Count the lines in the entries below that contain the string "icon", treating uppercase and lowercase as different. Reply with the number only.

___ PROVIDED DATA

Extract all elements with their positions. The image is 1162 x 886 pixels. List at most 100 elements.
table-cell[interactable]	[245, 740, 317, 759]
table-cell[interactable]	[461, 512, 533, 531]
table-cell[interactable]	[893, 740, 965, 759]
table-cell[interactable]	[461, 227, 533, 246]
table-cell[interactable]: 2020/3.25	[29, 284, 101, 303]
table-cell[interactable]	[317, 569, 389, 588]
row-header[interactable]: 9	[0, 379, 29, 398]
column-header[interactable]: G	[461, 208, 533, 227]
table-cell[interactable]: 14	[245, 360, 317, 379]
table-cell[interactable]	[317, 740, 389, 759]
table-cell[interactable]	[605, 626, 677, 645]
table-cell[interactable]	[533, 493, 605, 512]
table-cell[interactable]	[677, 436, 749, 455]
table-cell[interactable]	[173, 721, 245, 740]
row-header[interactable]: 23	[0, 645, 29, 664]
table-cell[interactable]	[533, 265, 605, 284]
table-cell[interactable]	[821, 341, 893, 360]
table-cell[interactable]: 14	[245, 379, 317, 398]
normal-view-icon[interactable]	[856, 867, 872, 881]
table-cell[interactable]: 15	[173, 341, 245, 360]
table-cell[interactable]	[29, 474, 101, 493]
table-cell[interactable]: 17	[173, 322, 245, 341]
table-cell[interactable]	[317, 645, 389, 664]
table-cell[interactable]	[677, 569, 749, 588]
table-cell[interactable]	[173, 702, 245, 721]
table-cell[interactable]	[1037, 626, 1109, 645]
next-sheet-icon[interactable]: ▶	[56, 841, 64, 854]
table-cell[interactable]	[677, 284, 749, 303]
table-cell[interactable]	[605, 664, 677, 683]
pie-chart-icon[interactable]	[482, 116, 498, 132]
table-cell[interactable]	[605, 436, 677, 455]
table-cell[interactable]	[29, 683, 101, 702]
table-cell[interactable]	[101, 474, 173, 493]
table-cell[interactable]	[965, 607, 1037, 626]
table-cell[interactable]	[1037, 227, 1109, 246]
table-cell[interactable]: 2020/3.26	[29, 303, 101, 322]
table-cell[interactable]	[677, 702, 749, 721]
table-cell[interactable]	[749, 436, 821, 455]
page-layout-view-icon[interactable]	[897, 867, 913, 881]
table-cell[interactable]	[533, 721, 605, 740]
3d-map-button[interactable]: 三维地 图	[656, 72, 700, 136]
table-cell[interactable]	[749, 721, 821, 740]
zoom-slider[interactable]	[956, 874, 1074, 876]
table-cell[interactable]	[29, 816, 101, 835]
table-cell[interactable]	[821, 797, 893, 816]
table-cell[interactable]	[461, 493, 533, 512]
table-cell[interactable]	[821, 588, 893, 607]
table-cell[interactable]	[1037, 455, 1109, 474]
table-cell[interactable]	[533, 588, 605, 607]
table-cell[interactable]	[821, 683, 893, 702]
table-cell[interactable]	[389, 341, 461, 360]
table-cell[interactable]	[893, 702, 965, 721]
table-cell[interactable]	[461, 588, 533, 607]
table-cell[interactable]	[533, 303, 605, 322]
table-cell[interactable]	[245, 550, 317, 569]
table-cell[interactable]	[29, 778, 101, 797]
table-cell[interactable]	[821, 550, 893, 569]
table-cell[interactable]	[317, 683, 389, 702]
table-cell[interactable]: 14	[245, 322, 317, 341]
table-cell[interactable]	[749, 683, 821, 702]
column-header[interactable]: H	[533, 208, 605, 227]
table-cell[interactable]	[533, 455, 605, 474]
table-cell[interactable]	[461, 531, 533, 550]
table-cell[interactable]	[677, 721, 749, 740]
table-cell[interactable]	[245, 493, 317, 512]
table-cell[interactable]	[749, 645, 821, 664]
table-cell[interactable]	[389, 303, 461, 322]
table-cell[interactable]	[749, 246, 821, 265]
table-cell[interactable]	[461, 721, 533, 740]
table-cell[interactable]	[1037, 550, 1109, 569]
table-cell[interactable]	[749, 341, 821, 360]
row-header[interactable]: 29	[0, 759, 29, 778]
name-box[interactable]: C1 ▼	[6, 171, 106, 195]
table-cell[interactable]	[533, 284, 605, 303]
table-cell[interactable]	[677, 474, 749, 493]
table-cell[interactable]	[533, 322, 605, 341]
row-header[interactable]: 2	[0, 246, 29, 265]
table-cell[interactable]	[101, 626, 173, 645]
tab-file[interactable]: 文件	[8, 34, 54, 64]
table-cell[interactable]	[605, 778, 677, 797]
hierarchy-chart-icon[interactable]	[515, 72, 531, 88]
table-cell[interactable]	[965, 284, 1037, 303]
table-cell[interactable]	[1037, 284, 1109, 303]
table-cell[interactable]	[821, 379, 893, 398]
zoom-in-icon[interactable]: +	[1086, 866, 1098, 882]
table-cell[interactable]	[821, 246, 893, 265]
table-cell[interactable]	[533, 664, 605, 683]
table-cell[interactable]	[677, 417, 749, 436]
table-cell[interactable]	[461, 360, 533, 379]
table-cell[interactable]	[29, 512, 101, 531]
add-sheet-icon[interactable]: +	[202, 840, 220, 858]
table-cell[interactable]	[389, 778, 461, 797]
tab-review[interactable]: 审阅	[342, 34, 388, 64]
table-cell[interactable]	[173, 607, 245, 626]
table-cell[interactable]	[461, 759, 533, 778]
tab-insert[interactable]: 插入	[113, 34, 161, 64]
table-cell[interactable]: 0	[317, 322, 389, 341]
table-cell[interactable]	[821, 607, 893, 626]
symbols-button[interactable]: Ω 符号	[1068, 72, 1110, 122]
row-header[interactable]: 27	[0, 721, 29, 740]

______

(RESULT OF THIS TASK):
7